▶ _Required work_:
Transcribe the entries exactly; images are not part of the copy.

Rows from a figure dataset:

————

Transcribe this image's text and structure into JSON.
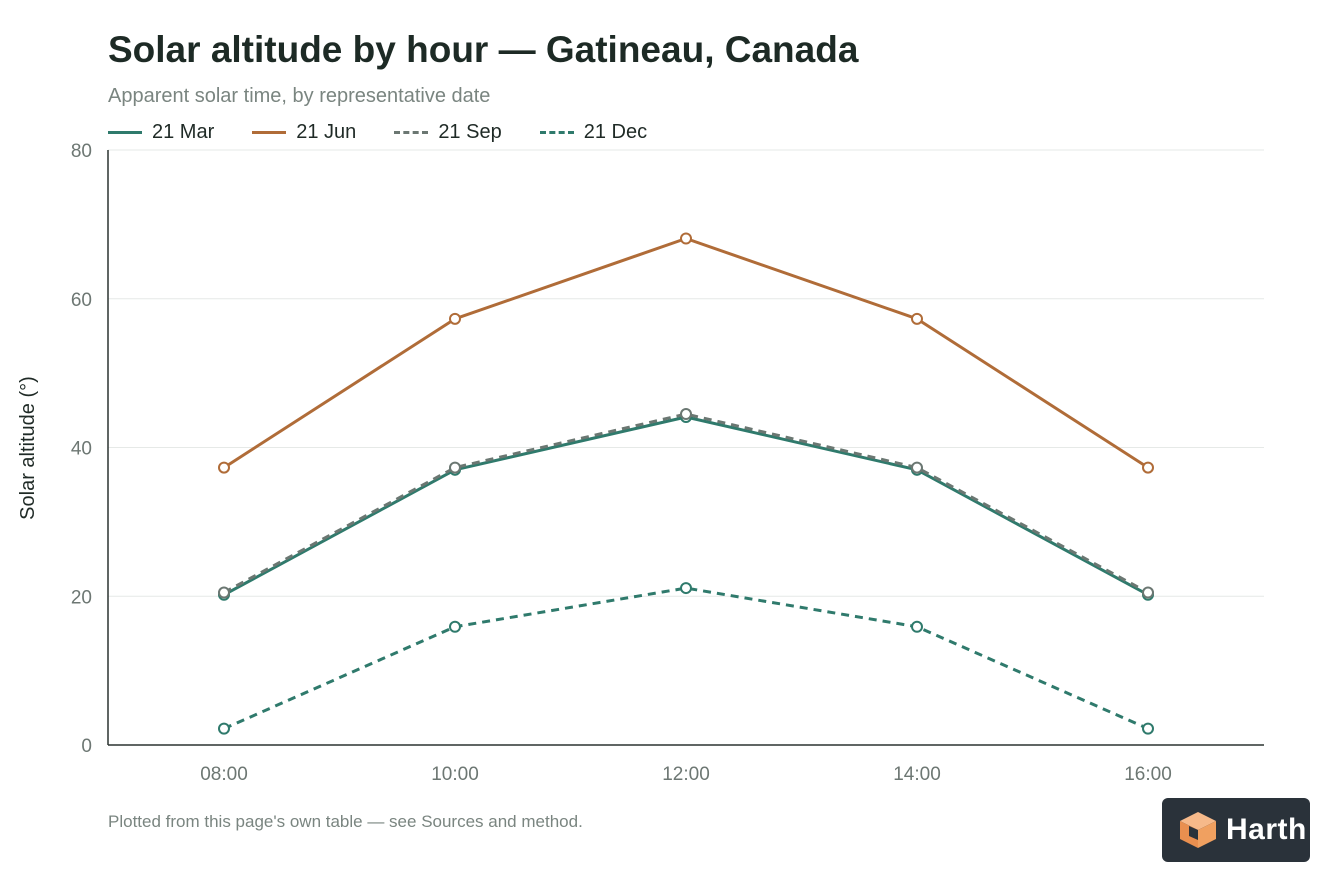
{
  "header": {
    "title": "Solar altitude by hour — Gatineau, Canada",
    "subtitle": "Apparent solar time, by representative date"
  },
  "footnote": "Plotted from this page's own table — see Sources and method.",
  "brand": {
    "name": "Harth",
    "icon": "cube-logo-icon",
    "background": "#2a323a",
    "accent": "#f0a060"
  },
  "chart_data": {
    "type": "line",
    "title": "Solar altitude by hour — Gatineau, Canada",
    "subtitle": "Apparent solar time, by representative date",
    "xlabel": "",
    "ylabel": "Solar altitude (°)",
    "categories": [
      "08:00",
      "10:00",
      "12:00",
      "14:00",
      "16:00"
    ],
    "ylim": [
      0,
      80
    ],
    "yticks": [
      0,
      20,
      40,
      60,
      80
    ],
    "grid": true,
    "legend_position": "top-left",
    "series": [
      {
        "name": "21 Mar",
        "values": [
          20.2,
          37.0,
          44.1,
          37.0,
          20.2
        ],
        "color": "#2f7a6c",
        "dash": "solid"
      },
      {
        "name": "21 Jun",
        "values": [
          37.3,
          57.3,
          68.1,
          57.3,
          37.3
        ],
        "color": "#b06c38",
        "dash": "solid"
      },
      {
        "name": "21 Sep",
        "values": [
          20.5,
          37.3,
          44.5,
          37.3,
          20.5
        ],
        "color": "#6b7772",
        "dash": "dashed"
      },
      {
        "name": "21 Dec",
        "values": [
          2.2,
          15.9,
          21.1,
          15.9,
          2.2
        ],
        "color": "#2f7a6c",
        "dash": "dashed"
      }
    ]
  }
}
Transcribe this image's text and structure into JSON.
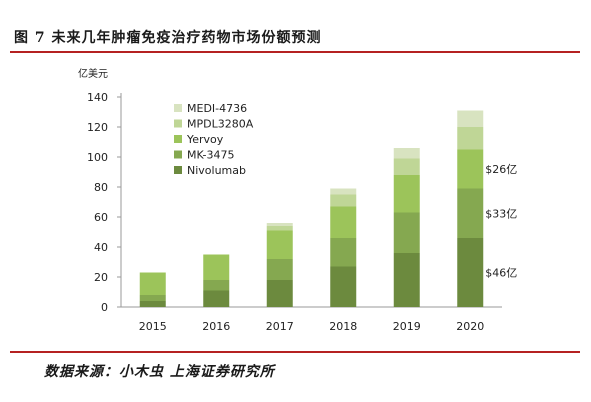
{
  "figure": {
    "title": "图 7 未来几年肿瘤免疫治疗药物市场份额预测",
    "source": "数据来源：小木虫 上海证券研究所"
  },
  "colors": {
    "rule": "#b52121",
    "MEDI-4736": "#d8e3c0",
    "MPDL3280A": "#bfd696",
    "Yervoy": "#9cc45a",
    "MK-3475": "#85a850",
    "Nivolumab": "#6c8a3e"
  },
  "chart_data": {
    "type": "bar",
    "stacked": true,
    "title": "",
    "xlabel": "",
    "ylabel": "亿美元",
    "ylim": [
      0,
      140
    ],
    "yticks": [
      0,
      20,
      40,
      60,
      80,
      100,
      120,
      140
    ],
    "categories": [
      "2015",
      "2016",
      "2017",
      "2018",
      "2019",
      "2020"
    ],
    "series": [
      {
        "name": "Nivolumab",
        "values": [
          4,
          11,
          18,
          27,
          36,
          46
        ]
      },
      {
        "name": "MK-3475",
        "values": [
          4,
          7,
          14,
          19,
          27,
          33
        ]
      },
      {
        "name": "Yervoy",
        "values": [
          15,
          17,
          19,
          21,
          25,
          26
        ]
      },
      {
        "name": "MPDL3280A",
        "values": [
          0,
          0,
          3,
          8,
          11,
          15
        ]
      },
      {
        "name": "MEDI-4736",
        "values": [
          0,
          0,
          2,
          4,
          7,
          11
        ]
      }
    ],
    "legend_order": [
      "MEDI-4736",
      "MPDL3280A",
      "Yervoy",
      "MK-3475",
      "Nivolumab"
    ],
    "legend_position": "top-left",
    "grid": false,
    "annotations": [
      {
        "text": "$26亿",
        "category": "2020",
        "series": "Yervoy"
      },
      {
        "text": "$33亿",
        "category": "2020",
        "series": "MK-3475"
      },
      {
        "text": "$46亿",
        "category": "2020",
        "series": "Nivolumab"
      }
    ]
  }
}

————

▶ _Result_:
Transcribe this image's text and structure into JSON.
{
  "header": {
    "title": "Solar altitude by hour — Gatineau, Canada",
    "subtitle": "Apparent solar time, by representative date"
  },
  "footnote": "Plotted from this page's own table — see Sources and method.",
  "brand": {
    "name": "Harth",
    "icon": "cube-logo-icon",
    "background": "#2a323a",
    "accent": "#f0a060"
  },
  "chart_data": {
    "type": "line",
    "title": "Solar altitude by hour — Gatineau, Canada",
    "subtitle": "Apparent solar time, by representative date",
    "xlabel": "",
    "ylabel": "Solar altitude (°)",
    "categories": [
      "08:00",
      "10:00",
      "12:00",
      "14:00",
      "16:00"
    ],
    "ylim": [
      0,
      80
    ],
    "yticks": [
      0,
      20,
      40,
      60,
      80
    ],
    "grid": true,
    "legend_position": "top-left",
    "series": [
      {
        "name": "21 Mar",
        "values": [
          20.2,
          37.0,
          44.1,
          37.0,
          20.2
        ],
        "color": "#2f7a6c",
        "dash": "solid"
      },
      {
        "name": "21 Jun",
        "values": [
          37.3,
          57.3,
          68.1,
          57.3,
          37.3
        ],
        "color": "#b06c38",
        "dash": "solid"
      },
      {
        "name": "21 Sep",
        "values": [
          20.5,
          37.3,
          44.5,
          37.3,
          20.5
        ],
        "color": "#6b7772",
        "dash": "dashed"
      },
      {
        "name": "21 Dec",
        "values": [
          2.2,
          15.9,
          21.1,
          15.9,
          2.2
        ],
        "color": "#2f7a6c",
        "dash": "dashed"
      }
    ]
  }
}
Transcribe this image's text and structure into JSON.
{
  "figure": {
    "title": "图 7 未来几年肿瘤免疫治疗药物市场份额预测",
    "source": "数据来源：小木虫 上海证券研究所"
  },
  "colors": {
    "rule": "#b52121",
    "MEDI-4736": "#d8e3c0",
    "MPDL3280A": "#bfd696",
    "Yervoy": "#9cc45a",
    "MK-3475": "#85a850",
    "Nivolumab": "#6c8a3e"
  },
  "chart_data": {
    "type": "bar",
    "stacked": true,
    "title": "",
    "xlabel": "",
    "ylabel": "亿美元",
    "ylim": [
      0,
      140
    ],
    "yticks": [
      0,
      20,
      40,
      60,
      80,
      100,
      120,
      140
    ],
    "categories": [
      "2015",
      "2016",
      "2017",
      "2018",
      "2019",
      "2020"
    ],
    "series": [
      {
        "name": "Nivolumab",
        "values": [
          4,
          11,
          18,
          27,
          36,
          46
        ]
      },
      {
        "name": "MK-3475",
        "values": [
          4,
          7,
          14,
          19,
          27,
          33
        ]
      },
      {
        "name": "Yervoy",
        "values": [
          15,
          17,
          19,
          21,
          25,
          26
        ]
      },
      {
        "name": "MPDL3280A",
        "values": [
          0,
          0,
          3,
          8,
          11,
          15
        ]
      },
      {
        "name": "MEDI-4736",
        "values": [
          0,
          0,
          2,
          4,
          7,
          11
        ]
      }
    ],
    "legend_order": [
      "MEDI-4736",
      "MPDL3280A",
      "Yervoy",
      "MK-3475",
      "Nivolumab"
    ],
    "legend_position": "top-left",
    "grid": false,
    "annotations": [
      {
        "text": "$26亿",
        "category": "2020",
        "series": "Yervoy"
      },
      {
        "text": "$33亿",
        "category": "2020",
        "series": "MK-3475"
      },
      {
        "text": "$46亿",
        "category": "2020",
        "series": "Nivolumab"
      }
    ]
  }
}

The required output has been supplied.